**Exercise requirements:**
For the material that follows, list every line containing the word "Obamas".

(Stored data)
[start]

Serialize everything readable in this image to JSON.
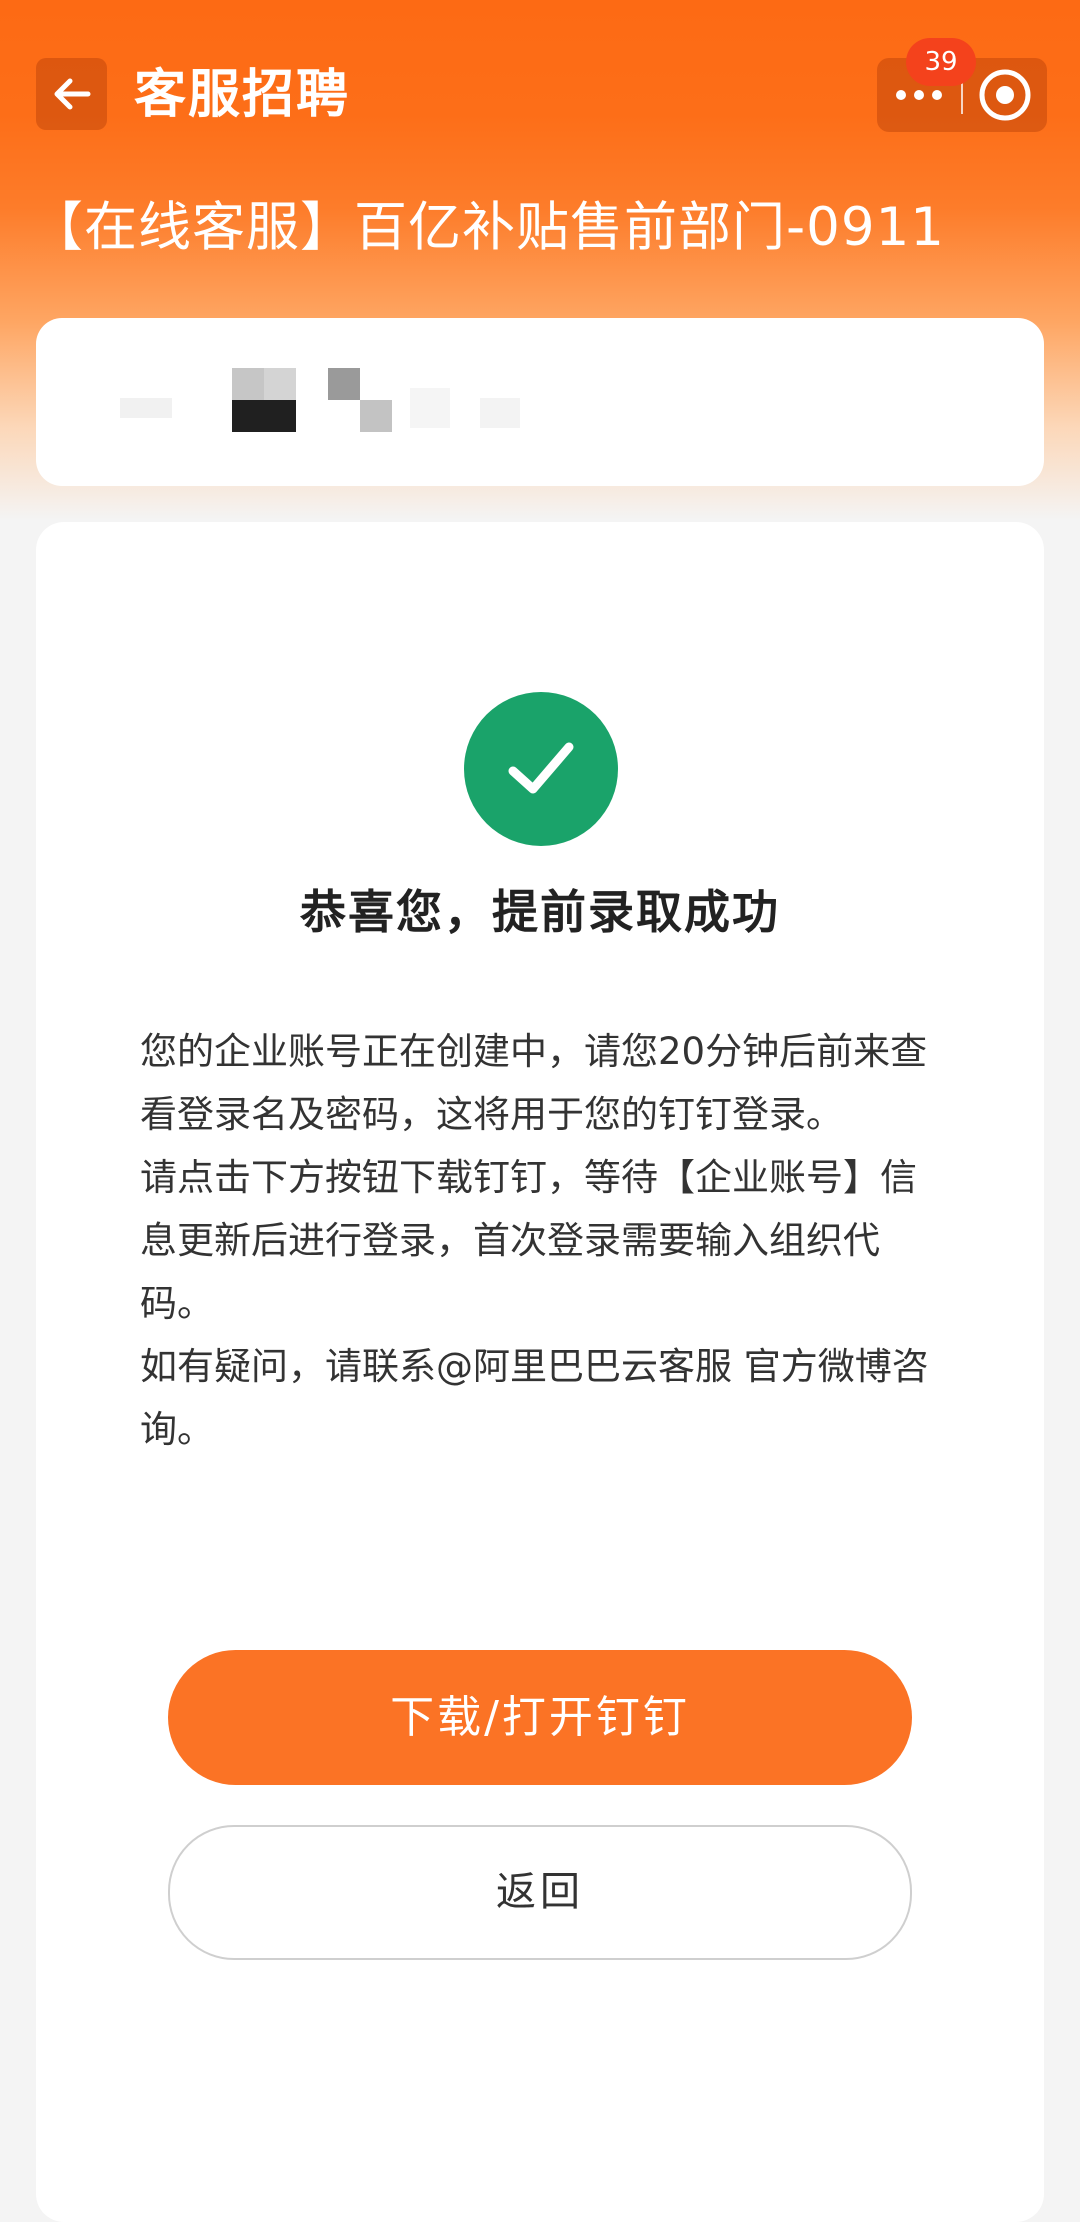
{
  "app": {
    "title": "客服招聘",
    "badge_count": "39",
    "accent_color": "#fb7325",
    "success_color": "#1aa36a"
  },
  "header": {
    "job_title": "【在线客服】百亿补贴售前部门-0911"
  },
  "icons": {
    "back": "arrow-left-icon",
    "more": "more-dots-icon",
    "close": "target-circle-icon",
    "success": "checkmark-circle-icon"
  },
  "result": {
    "title": "恭喜您，提前录取成功",
    "message_lines": [
      "您的企业账号正在创建中，请您20分钟后前来查看登录名及密码，这将用于您的钉钉登录。",
      "请点击下方按钮下载钉钉，等待【企业账号】信息更新后进行登录，首次登录需要输入组织代码。",
      "如有疑问，请联系@阿里巴巴云客服 官方微博咨询。"
    ]
  },
  "actions": {
    "primary_label": "下载/打开钉钉",
    "secondary_label": "返回"
  }
}
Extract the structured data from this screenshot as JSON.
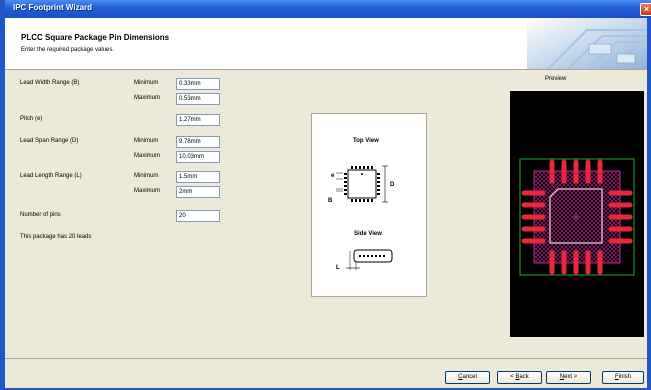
{
  "window": {
    "title": "IPC Footprint Wizard",
    "close_glyph": "×"
  },
  "header": {
    "title": "PLCC Square Package Pin Dimensions",
    "subtitle": "Enter the required package values."
  },
  "form": {
    "lead_width": {
      "label": "Lead Width Range (B)",
      "min_label": "Minimum",
      "min_value": "0.33mm",
      "max_label": "Maximum",
      "max_value": "0.53mm"
    },
    "pitch": {
      "label": "Pitch (e)",
      "value": "1.27mm"
    },
    "lead_span": {
      "label": "Lead Span Range (D)",
      "min_label": "Minimum",
      "min_value": "9.78mm",
      "max_label": "Maximum",
      "max_value": "10.03mm"
    },
    "lead_length": {
      "label": "Lead Length Range (L)",
      "min_label": "Minimum",
      "min_value": "1.5mm",
      "max_label": "Maximum",
      "max_value": "2mm"
    },
    "pins": {
      "label": "Number of pins",
      "value": "20"
    },
    "info": "This package has 20 leads"
  },
  "diagram": {
    "top_view": "Top View",
    "side_view": "Side View",
    "e": "e",
    "b": "B",
    "d": "D",
    "l": "L"
  },
  "preview": {
    "title": "Preview"
  },
  "buttons": {
    "cancel_key": "C",
    "cancel_rest": "ancel",
    "back_prefix": "< ",
    "back_key": "B",
    "back_rest": "ack",
    "next_key": "N",
    "next_rest": "ext >",
    "finish_key": "F",
    "finish_rest": "inish"
  },
  "colors": {
    "title_bar": "#1f5fd6",
    "pad": "#e8283c",
    "body_outline": "#c02090",
    "courtyard": "#22aa33",
    "silkscreen": "#ffffff"
  }
}
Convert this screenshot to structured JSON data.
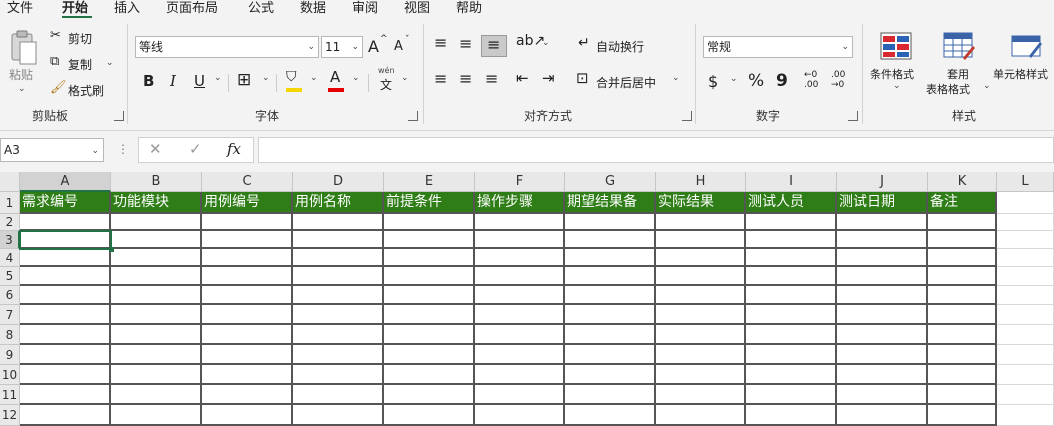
{
  "menu": [
    "文件",
    "开始",
    "插入",
    "页面布局",
    "公式",
    "数据",
    "审阅",
    "视图",
    "帮助"
  ],
  "ribbon": {
    "clipboard": {
      "paste": "粘贴",
      "cut": "剪切",
      "copy": "复制",
      "format_painter": "格式刷",
      "label": "剪贴板"
    },
    "font": {
      "family": "等线",
      "size": "11",
      "grow": "A",
      "shrink": "A",
      "bold": "B",
      "italic": "I",
      "underline": "U",
      "wen": "wén",
      "wen_char": "文",
      "label": "字体"
    },
    "alignment": {
      "wrap_text": "自动换行",
      "merge_center": "合并后居中",
      "label": "对齐方式"
    },
    "number": {
      "format": "常规",
      "currency": "$",
      "percent": "%",
      "comma": "9",
      "inc_decimal_top": "←0",
      "inc_decimal_bottom": ".00",
      "dec_decimal_top": ".00",
      "dec_decimal_bottom": "→0",
      "label": "数字"
    },
    "styles": {
      "conditional": "条件格式",
      "table_line1": "套用",
      "table_line2": "表格格式",
      "cell_styles": "单元格样式",
      "label": "样式"
    }
  },
  "formula_bar": {
    "name_box": "A3",
    "cancel": "✕",
    "enter": "✓",
    "fx": "fx",
    "value": ""
  },
  "sheet": {
    "columns": [
      "A",
      "B",
      "C",
      "D",
      "E",
      "F",
      "G",
      "H",
      "I",
      "J",
      "K",
      "L"
    ],
    "rows": [
      "1",
      "2",
      "3",
      "4",
      "5",
      "6",
      "7",
      "8",
      "9",
      "10",
      "11",
      "12"
    ],
    "header_row": [
      "需求编号",
      "功能模块",
      "用例编号",
      "用例名称",
      "前提条件",
      "操作步骤",
      "期望结果备",
      "实际结果",
      "测试人员",
      "测试日期",
      "备注"
    ],
    "active_cell": "A3",
    "colors": {
      "header_fill": "#2e7d16",
      "header_text": "#ffffff",
      "accent": "#217346"
    }
  }
}
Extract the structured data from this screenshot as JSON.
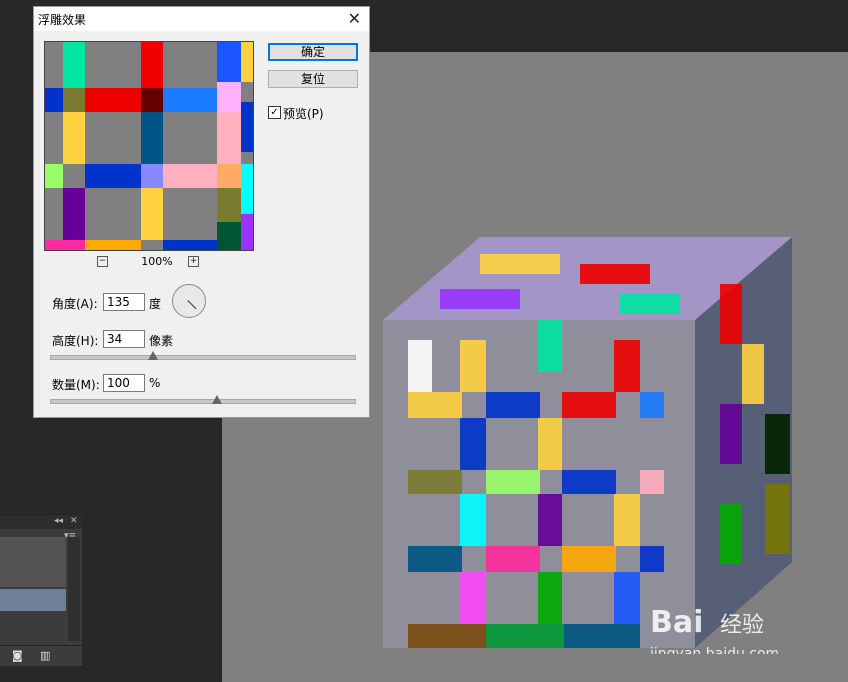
{
  "dialog": {
    "title": "浮雕效果",
    "ok_label": "确定",
    "reset_label": "复位",
    "preview_label": "预览(P)",
    "preview_checked": true,
    "zoom_level": "100%",
    "angle": {
      "label": "角度(A):",
      "value": "135",
      "unit": "度"
    },
    "height": {
      "label": "高度(H):",
      "value": "34",
      "unit": "像素",
      "slider_fraction": 0.34
    },
    "amount": {
      "label": "数量(M):",
      "value": "100",
      "unit": "%",
      "slider_fraction": 0.55
    }
  },
  "colors": {
    "canvas_bg": "#808080",
    "workspace_bg": "#282828",
    "accent": "#0078d7"
  },
  "watermark": "Baidu经验 jingyan.baidu.com"
}
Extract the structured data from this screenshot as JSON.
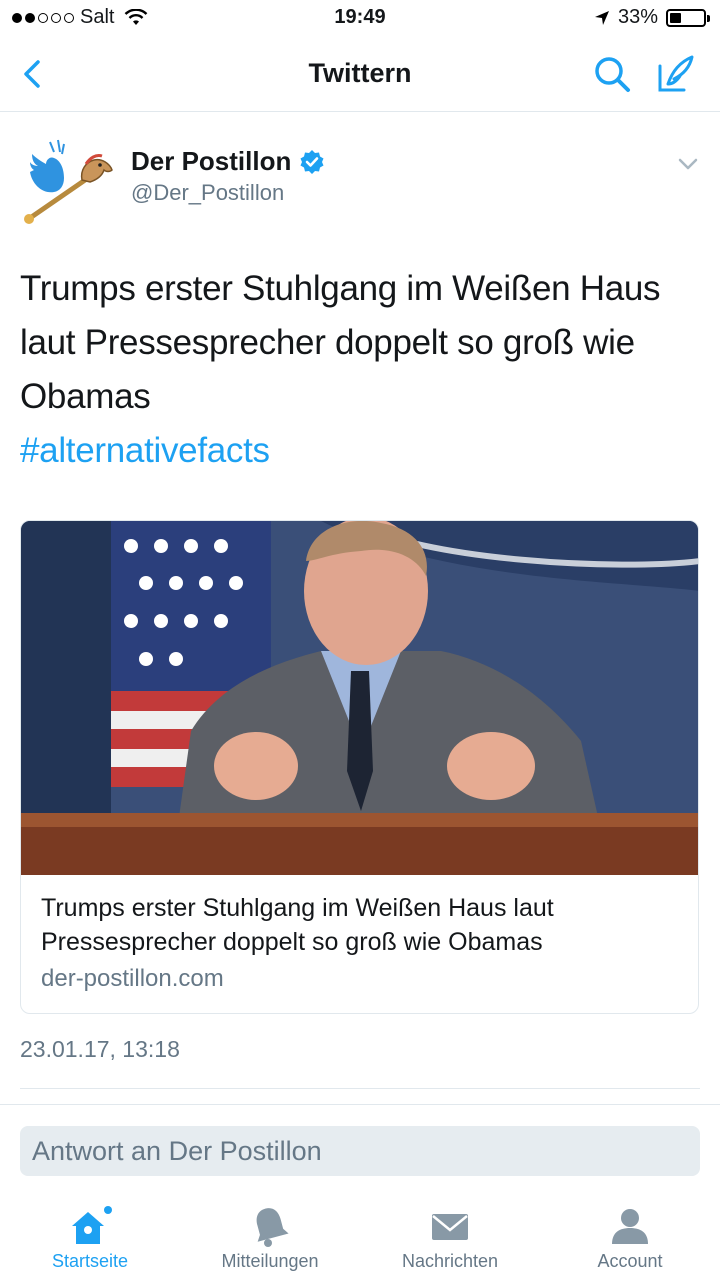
{
  "status_bar": {
    "carrier": "Salt",
    "time": "19:49",
    "battery": "33%",
    "battery_level": 0.33
  },
  "nav": {
    "title": "Twittern",
    "icons": [
      "back-chevron-icon",
      "search-icon",
      "compose-icon"
    ]
  },
  "tweet": {
    "author_name": "Der Postillon",
    "author_handle": "@Der_Postillon",
    "text": "Trumps erster Stuhlgang im Weißen Haus laut Pressesprecher doppelt so groß wie Obamas",
    "hashtag": "#alternativefacts",
    "timestamp": "23.01.17, 13:18"
  },
  "card": {
    "title": "Trumps erster Stuhlgang im Weißen Haus laut Pressesprecher doppelt so groß wie Obamas",
    "domain": "der-postillon.com"
  },
  "reply": {
    "placeholder": "Antwort an Der Postillon"
  },
  "tabbar": {
    "items": [
      {
        "label": "Startseite",
        "icon": "home-icon",
        "active": true
      },
      {
        "label": "Mitteilungen",
        "icon": "bell-icon",
        "active": false
      },
      {
        "label": "Nachrichten",
        "icon": "envelope-icon",
        "active": false
      },
      {
        "label": "Account",
        "icon": "person-icon",
        "active": false
      }
    ]
  },
  "colors": {
    "accent": "#1da1f2",
    "secondary_text": "#657786",
    "reply_bg": "#e6ecf0"
  }
}
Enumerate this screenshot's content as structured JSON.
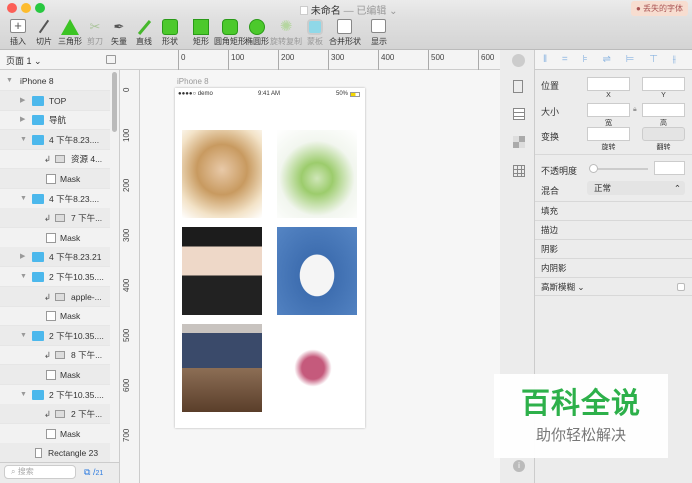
{
  "window": {
    "title": "未命名",
    "status": "— 已编辑 ⌄",
    "missing_fonts": "丢失的字体"
  },
  "toolbar": [
    {
      "id": "insert",
      "label": "插入"
    },
    {
      "id": "slice",
      "label": "切片"
    },
    {
      "id": "triangle",
      "label": "三角形"
    },
    {
      "id": "scissors",
      "label": "剪刀"
    },
    {
      "id": "vector",
      "label": "矢量"
    },
    {
      "id": "line",
      "label": "直线"
    },
    {
      "id": "shape",
      "label": "形状"
    },
    {
      "id": "rectangle",
      "label": "矩形"
    },
    {
      "id": "rounded-rect",
      "label": "圆角矩形"
    },
    {
      "id": "oval",
      "label": "椭圆形"
    },
    {
      "id": "rotate-copy",
      "label": "旋转复制"
    },
    {
      "id": "mask",
      "label": "蒙板"
    },
    {
      "id": "combine",
      "label": "合并形状"
    },
    {
      "id": "view",
      "label": "显示"
    }
  ],
  "sidebar": {
    "page": "页面 1 ⌄",
    "layers": [
      {
        "label": "iPhone 8",
        "type": "artboard",
        "indent": 0
      },
      {
        "label": "TOP",
        "type": "folder",
        "indent": 1,
        "open": false
      },
      {
        "label": "导航",
        "type": "folder",
        "indent": 1,
        "open": false
      },
      {
        "label": "4 下午8.23....",
        "type": "folder",
        "indent": 1,
        "open": true
      },
      {
        "label": "资源 4...",
        "type": "image",
        "indent": 2
      },
      {
        "label": "Mask",
        "type": "mask",
        "indent": 2
      },
      {
        "label": "4 下午8.23....",
        "type": "folder",
        "indent": 1,
        "open": true
      },
      {
        "label": "7 下午...",
        "type": "image",
        "indent": 2
      },
      {
        "label": "Mask",
        "type": "mask",
        "indent": 2
      },
      {
        "label": "4 下午8.23.21",
        "type": "folder",
        "indent": 1,
        "open": false
      },
      {
        "label": "2 下午10.35....",
        "type": "folder",
        "indent": 1,
        "open": true
      },
      {
        "label": "apple-...",
        "type": "image",
        "indent": 2
      },
      {
        "label": "Mask",
        "type": "mask",
        "indent": 2
      },
      {
        "label": "2 下午10.35....",
        "type": "folder",
        "indent": 1,
        "open": true
      },
      {
        "label": "8 下午...",
        "type": "image",
        "indent": 2
      },
      {
        "label": "Mask",
        "type": "mask",
        "indent": 2
      },
      {
        "label": "2 下午10.35....",
        "type": "folder",
        "indent": 1,
        "open": true
      },
      {
        "label": "2 下午...",
        "type": "image",
        "indent": 2
      },
      {
        "label": "Mask",
        "type": "mask",
        "indent": 2
      },
      {
        "label": "Rectangle 23",
        "type": "rect",
        "indent": 1
      }
    ],
    "search_placeholder": "搜索",
    "count": "21"
  },
  "rulers": {
    "h": [
      "0",
      "100",
      "200",
      "300",
      "400",
      "500",
      "600"
    ],
    "v": [
      "0",
      "100",
      "200",
      "300",
      "400",
      "500",
      "600",
      "700"
    ]
  },
  "artboard": {
    "name": "iPhone 8",
    "carrier": "●●●●○ demo",
    "time": "9:41 AM",
    "battery": "50%"
  },
  "inspector": {
    "position": "位置",
    "x": "X",
    "y": "Y",
    "size": "大小",
    "w": "宽",
    "h": "高",
    "transform": "变换",
    "rotate": "旋转",
    "flip": "翻转",
    "opacity": "不透明度",
    "opacity_value": 0,
    "blend": "混合",
    "blend_value": "正常",
    "sections": [
      "填充",
      "描边",
      "阴影",
      "内阴影",
      "高斯模糊 ⌄"
    ]
  },
  "watermark": {
    "line1": "百科全说",
    "line2": "助你轻松解决"
  }
}
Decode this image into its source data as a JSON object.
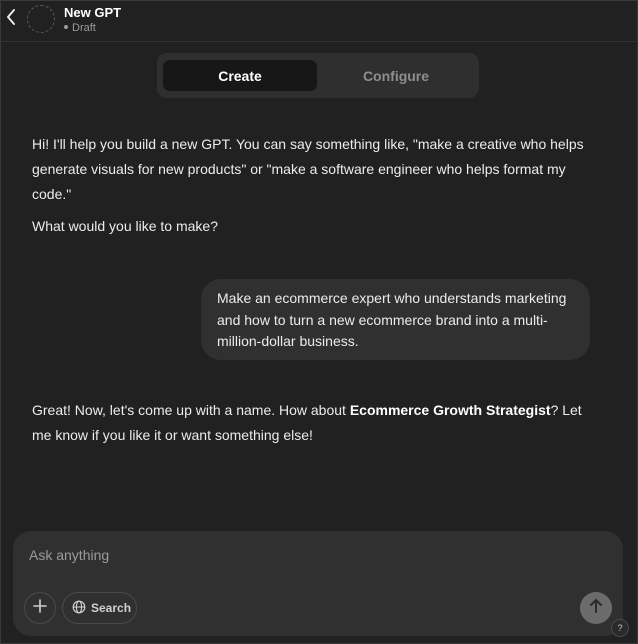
{
  "header": {
    "back_icon": "chevron-left-icon",
    "title": "New GPT",
    "status": "Draft"
  },
  "tabs": [
    {
      "label": "Create",
      "active": true
    },
    {
      "label": "Configure",
      "active": false
    }
  ],
  "messages": {
    "assistant_1": {
      "text": "Hi! I'll help you build a new GPT. You can say something like, \"make a creative who helps generate visuals for new products\" or \"make a software engineer who helps format my code.\"",
      "question": "What would you like to make?"
    },
    "user_1": {
      "text": "Make an ecommerce expert who understands marketing and how to turn a new ecommerce brand into a multi-million-dollar business."
    },
    "assistant_2": {
      "before": "Great! Now, let's come up with a name. How about ",
      "bold": "Ecommerce Growth Strategist",
      "after": "? Let me know if you like it or want something else!"
    }
  },
  "composer": {
    "placeholder": "Ask anything",
    "value": "",
    "plus_icon": "plus-icon",
    "search_label": "Search",
    "search_icon": "globe-icon",
    "send_icon": "arrow-up-icon"
  },
  "help": {
    "label": "?"
  },
  "colors": {
    "background": "#212121",
    "surface": "#303030",
    "tab_active": "#171717",
    "text": "#ececec",
    "muted": "#9b9b9b",
    "send_button": "#6b6b6b"
  }
}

[end]

**Result of the exercise:**
    "text": "Trumps erster Stuhlgang im Weißen Haus laut Pressesprecher doppelt so groß wie Obamas",
    "title": "Trumps erster Stuhlgang im Weißen Haus laut Pressesprecher doppelt so groß wie Obamas",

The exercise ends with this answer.